TASK: Transcribe each entry below exactly. Pictures do not go in the copy.

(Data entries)
====================
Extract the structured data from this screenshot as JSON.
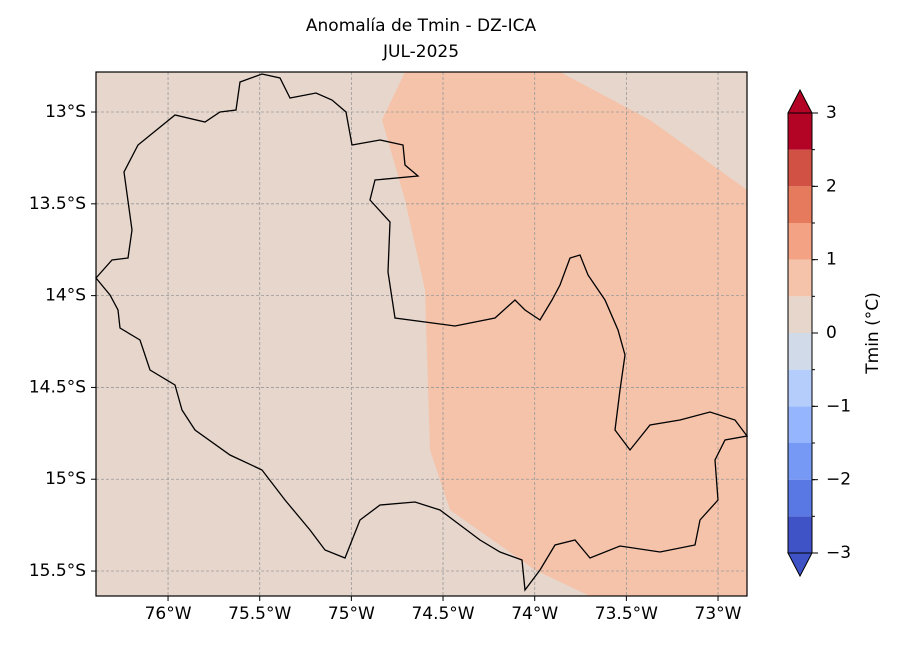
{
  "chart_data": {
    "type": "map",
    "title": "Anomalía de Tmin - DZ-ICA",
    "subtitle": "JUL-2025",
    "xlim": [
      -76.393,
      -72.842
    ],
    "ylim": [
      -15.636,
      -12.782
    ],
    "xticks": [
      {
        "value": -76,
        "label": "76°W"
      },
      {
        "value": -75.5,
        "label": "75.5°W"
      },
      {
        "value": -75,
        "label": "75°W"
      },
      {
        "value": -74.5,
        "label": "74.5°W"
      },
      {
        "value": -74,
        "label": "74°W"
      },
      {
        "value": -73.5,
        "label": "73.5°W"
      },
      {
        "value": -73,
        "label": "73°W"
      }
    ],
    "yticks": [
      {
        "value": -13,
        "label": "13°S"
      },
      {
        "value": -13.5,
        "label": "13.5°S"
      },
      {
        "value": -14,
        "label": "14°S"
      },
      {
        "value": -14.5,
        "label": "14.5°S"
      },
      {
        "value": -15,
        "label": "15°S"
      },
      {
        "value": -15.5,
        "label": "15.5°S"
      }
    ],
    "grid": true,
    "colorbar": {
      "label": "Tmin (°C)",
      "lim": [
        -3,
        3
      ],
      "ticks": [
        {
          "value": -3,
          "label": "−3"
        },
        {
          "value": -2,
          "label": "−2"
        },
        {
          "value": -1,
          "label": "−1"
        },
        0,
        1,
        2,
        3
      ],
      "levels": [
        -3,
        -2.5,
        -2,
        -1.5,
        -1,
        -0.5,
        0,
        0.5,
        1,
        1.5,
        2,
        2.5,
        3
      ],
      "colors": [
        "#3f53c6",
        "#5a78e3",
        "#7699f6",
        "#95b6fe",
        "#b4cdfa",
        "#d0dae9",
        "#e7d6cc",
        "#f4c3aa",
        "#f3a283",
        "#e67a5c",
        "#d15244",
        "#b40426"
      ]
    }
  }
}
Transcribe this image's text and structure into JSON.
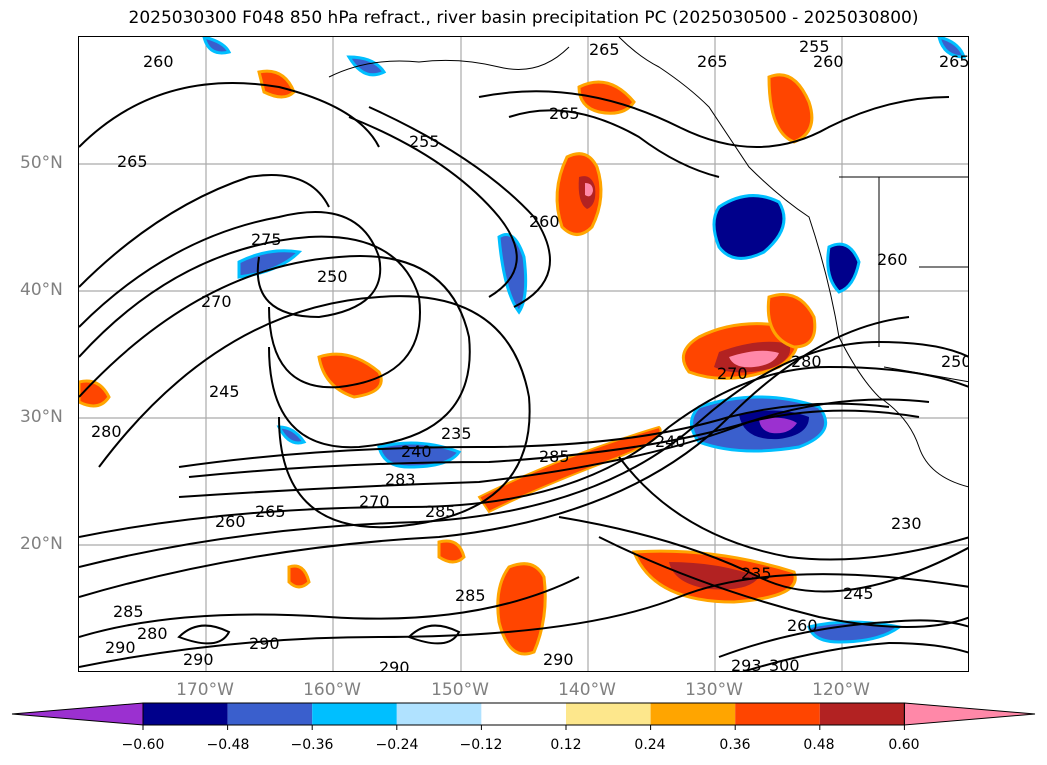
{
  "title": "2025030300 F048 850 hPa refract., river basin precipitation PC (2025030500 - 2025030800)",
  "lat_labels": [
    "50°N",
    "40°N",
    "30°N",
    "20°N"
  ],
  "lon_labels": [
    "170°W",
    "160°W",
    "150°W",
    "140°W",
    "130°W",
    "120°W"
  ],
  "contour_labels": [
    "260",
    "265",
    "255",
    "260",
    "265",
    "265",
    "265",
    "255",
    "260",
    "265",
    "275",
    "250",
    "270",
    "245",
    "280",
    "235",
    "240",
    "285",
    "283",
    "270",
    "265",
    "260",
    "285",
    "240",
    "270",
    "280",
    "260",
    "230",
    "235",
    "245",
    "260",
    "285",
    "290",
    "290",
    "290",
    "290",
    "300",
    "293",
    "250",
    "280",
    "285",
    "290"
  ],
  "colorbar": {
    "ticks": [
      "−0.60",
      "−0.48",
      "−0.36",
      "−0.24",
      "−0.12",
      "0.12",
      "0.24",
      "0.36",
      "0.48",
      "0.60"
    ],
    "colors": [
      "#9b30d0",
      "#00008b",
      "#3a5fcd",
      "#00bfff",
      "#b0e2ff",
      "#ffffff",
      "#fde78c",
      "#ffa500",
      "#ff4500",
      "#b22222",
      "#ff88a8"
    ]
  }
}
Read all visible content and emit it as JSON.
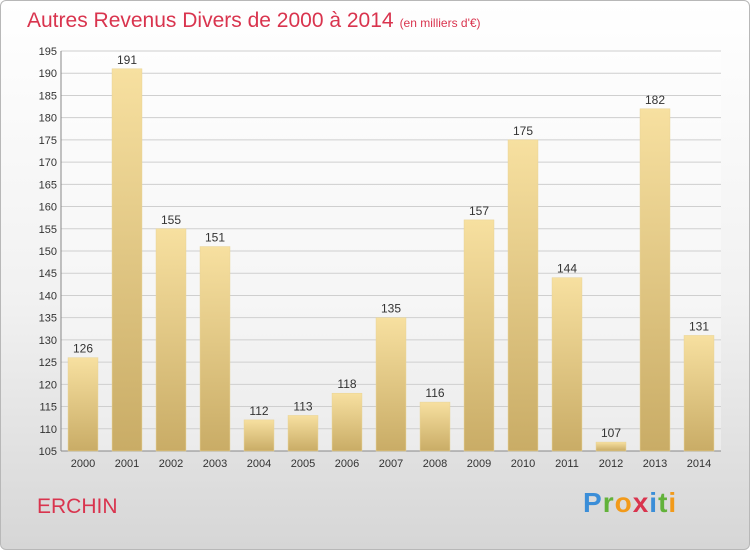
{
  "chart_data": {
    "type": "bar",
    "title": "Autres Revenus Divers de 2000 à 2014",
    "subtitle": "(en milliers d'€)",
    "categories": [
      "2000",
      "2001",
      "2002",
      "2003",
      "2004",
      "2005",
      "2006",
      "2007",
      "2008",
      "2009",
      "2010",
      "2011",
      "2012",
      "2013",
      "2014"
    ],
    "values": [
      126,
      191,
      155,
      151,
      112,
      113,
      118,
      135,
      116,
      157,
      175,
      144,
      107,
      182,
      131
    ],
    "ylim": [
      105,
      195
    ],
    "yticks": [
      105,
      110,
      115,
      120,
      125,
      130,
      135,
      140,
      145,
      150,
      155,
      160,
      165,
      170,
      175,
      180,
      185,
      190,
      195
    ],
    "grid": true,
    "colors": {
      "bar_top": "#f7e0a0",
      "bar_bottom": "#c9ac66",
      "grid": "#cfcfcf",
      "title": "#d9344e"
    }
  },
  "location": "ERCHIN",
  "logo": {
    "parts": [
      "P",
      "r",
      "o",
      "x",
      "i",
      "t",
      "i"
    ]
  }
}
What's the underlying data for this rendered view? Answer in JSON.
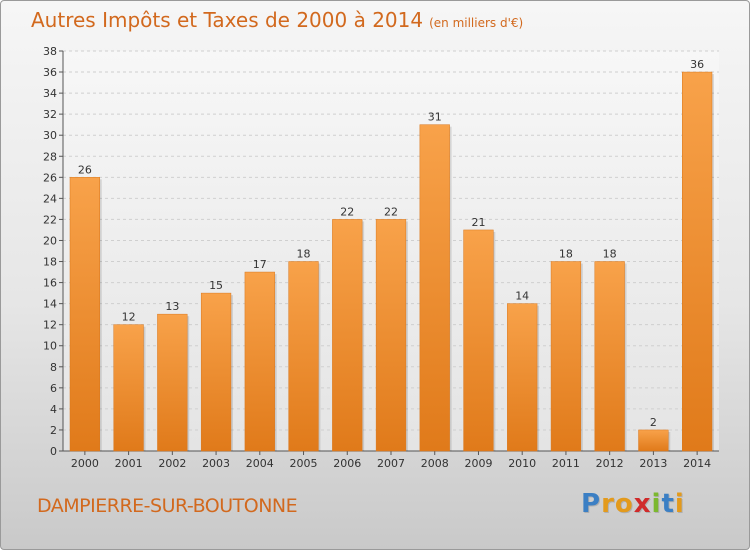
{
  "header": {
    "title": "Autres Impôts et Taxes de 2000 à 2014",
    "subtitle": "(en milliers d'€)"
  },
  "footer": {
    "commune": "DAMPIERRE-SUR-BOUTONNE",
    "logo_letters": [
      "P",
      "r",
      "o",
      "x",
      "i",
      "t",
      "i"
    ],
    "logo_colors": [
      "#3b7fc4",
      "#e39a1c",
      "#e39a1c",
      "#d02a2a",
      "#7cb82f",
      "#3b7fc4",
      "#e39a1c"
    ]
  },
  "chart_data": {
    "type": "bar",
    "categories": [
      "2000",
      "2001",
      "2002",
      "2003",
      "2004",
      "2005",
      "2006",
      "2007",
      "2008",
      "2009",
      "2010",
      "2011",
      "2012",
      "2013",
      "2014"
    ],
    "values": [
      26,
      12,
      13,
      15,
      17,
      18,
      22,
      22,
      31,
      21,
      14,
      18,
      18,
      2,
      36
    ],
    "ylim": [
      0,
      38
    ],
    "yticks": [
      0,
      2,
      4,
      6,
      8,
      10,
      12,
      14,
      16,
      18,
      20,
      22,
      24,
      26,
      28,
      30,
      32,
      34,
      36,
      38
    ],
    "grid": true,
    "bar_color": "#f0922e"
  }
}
====================
RESPONSE TO THIS EXERCISE:
Extract the structured data from this screenshot as JSON.
{
  "chart_data": {
    "type": "map",
    "title": "Anomalía de Tmin - DZ-ICA",
    "subtitle": "JUL-2025",
    "xlim": [
      -76.393,
      -72.842
    ],
    "ylim": [
      -15.636,
      -12.782
    ],
    "xticks": [
      {
        "value": -76,
        "label": "76°W"
      },
      {
        "value": -75.5,
        "label": "75.5°W"
      },
      {
        "value": -75,
        "label": "75°W"
      },
      {
        "value": -74.5,
        "label": "74.5°W"
      },
      {
        "value": -74,
        "label": "74°W"
      },
      {
        "value": -73.5,
        "label": "73.5°W"
      },
      {
        "value": -73,
        "label": "73°W"
      }
    ],
    "yticks": [
      {
        "value": -13,
        "label": "13°S"
      },
      {
        "value": -13.5,
        "label": "13.5°S"
      },
      {
        "value": -14,
        "label": "14°S"
      },
      {
        "value": -14.5,
        "label": "14.5°S"
      },
      {
        "value": -15,
        "label": "15°S"
      },
      {
        "value": -15.5,
        "label": "15.5°S"
      }
    ],
    "grid": true,
    "colorbar": {
      "label": "Tmin (°C)",
      "lim": [
        -3,
        3
      ],
      "ticks": [
        {
          "value": -3,
          "label": "−3"
        },
        {
          "value": -2,
          "label": "−2"
        },
        {
          "value": -1,
          "label": "−1"
        },
        0,
        1,
        2,
        3
      ],
      "levels": [
        -3,
        -2.5,
        -2,
        -1.5,
        -1,
        -0.5,
        0,
        0.5,
        1,
        1.5,
        2,
        2.5,
        3
      ],
      "colors": [
        "#3f53c6",
        "#5a78e3",
        "#7699f6",
        "#95b6fe",
        "#b4cdfa",
        "#d0dae9",
        "#e7d6cc",
        "#f4c3aa",
        "#f3a283",
        "#e67a5c",
        "#d15244",
        "#b40426"
      ]
    }
  }
}
Transcribe this image's text and structure into JSON.
{
  "title": "2025030300 F048 850 hPa refract., river basin precipitation PC (2025030500 - 2025030800)",
  "lat_labels": [
    "50°N",
    "40°N",
    "30°N",
    "20°N"
  ],
  "lon_labels": [
    "170°W",
    "160°W",
    "150°W",
    "140°W",
    "130°W",
    "120°W"
  ],
  "contour_labels": [
    "260",
    "265",
    "255",
    "260",
    "265",
    "265",
    "265",
    "255",
    "260",
    "265",
    "275",
    "250",
    "270",
    "245",
    "280",
    "235",
    "240",
    "285",
    "283",
    "270",
    "265",
    "260",
    "285",
    "240",
    "270",
    "280",
    "260",
    "230",
    "235",
    "245",
    "260",
    "285",
    "290",
    "290",
    "290",
    "290",
    "300",
    "293",
    "250",
    "280",
    "285",
    "290"
  ],
  "colorbar": {
    "ticks": [
      "−0.60",
      "−0.48",
      "−0.36",
      "−0.24",
      "−0.12",
      "0.12",
      "0.24",
      "0.36",
      "0.48",
      "0.60"
    ],
    "colors": [
      "#9b30d0",
      "#00008b",
      "#3a5fcd",
      "#00bfff",
      "#b0e2ff",
      "#ffffff",
      "#fde78c",
      "#ffa500",
      "#ff4500",
      "#b22222",
      "#ff88a8"
    ]
  }
}
Read all visible content and emit it as JSON.
{
  "chart_data": {
    "type": "bar",
    "title": "Autres Revenus Divers de 2000 à 2014",
    "subtitle": "(en milliers d'€)",
    "categories": [
      "2000",
      "2001",
      "2002",
      "2003",
      "2004",
      "2005",
      "2006",
      "2007",
      "2008",
      "2009",
      "2010",
      "2011",
      "2012",
      "2013",
      "2014"
    ],
    "values": [
      126,
      191,
      155,
      151,
      112,
      113,
      118,
      135,
      116,
      157,
      175,
      144,
      107,
      182,
      131
    ],
    "ylim": [
      105,
      195
    ],
    "yticks": [
      105,
      110,
      115,
      120,
      125,
      130,
      135,
      140,
      145,
      150,
      155,
      160,
      165,
      170,
      175,
      180,
      185,
      190,
      195
    ],
    "grid": true,
    "colors": {
      "bar_top": "#f7e0a0",
      "bar_bottom": "#c9ac66",
      "grid": "#cfcfcf",
      "title": "#d9344e"
    }
  },
  "location": "ERCHIN",
  "logo": {
    "parts": [
      "P",
      "r",
      "o",
      "x",
      "i",
      "t",
      "i"
    ]
  }
}
What's the underlying data for this rendered view? Answer in JSON.
{
  "header": {
    "title": "Autres Impôts et Taxes de 2000 à 2014",
    "subtitle": "(en milliers d'€)"
  },
  "footer": {
    "commune": "DAMPIERRE-SUR-BOUTONNE",
    "logo_letters": [
      "P",
      "r",
      "o",
      "x",
      "i",
      "t",
      "i"
    ],
    "logo_colors": [
      "#3b7fc4",
      "#e39a1c",
      "#e39a1c",
      "#d02a2a",
      "#7cb82f",
      "#3b7fc4",
      "#e39a1c"
    ]
  },
  "chart_data": {
    "type": "bar",
    "categories": [
      "2000",
      "2001",
      "2002",
      "2003",
      "2004",
      "2005",
      "2006",
      "2007",
      "2008",
      "2009",
      "2010",
      "2011",
      "2012",
      "2013",
      "2014"
    ],
    "values": [
      26,
      12,
      13,
      15,
      17,
      18,
      22,
      22,
      31,
      21,
      14,
      18,
      18,
      2,
      36
    ],
    "ylim": [
      0,
      38
    ],
    "yticks": [
      0,
      2,
      4,
      6,
      8,
      10,
      12,
      14,
      16,
      18,
      20,
      22,
      24,
      26,
      28,
      30,
      32,
      34,
      36,
      38
    ],
    "grid": true,
    "bar_color": "#f0922e"
  }
}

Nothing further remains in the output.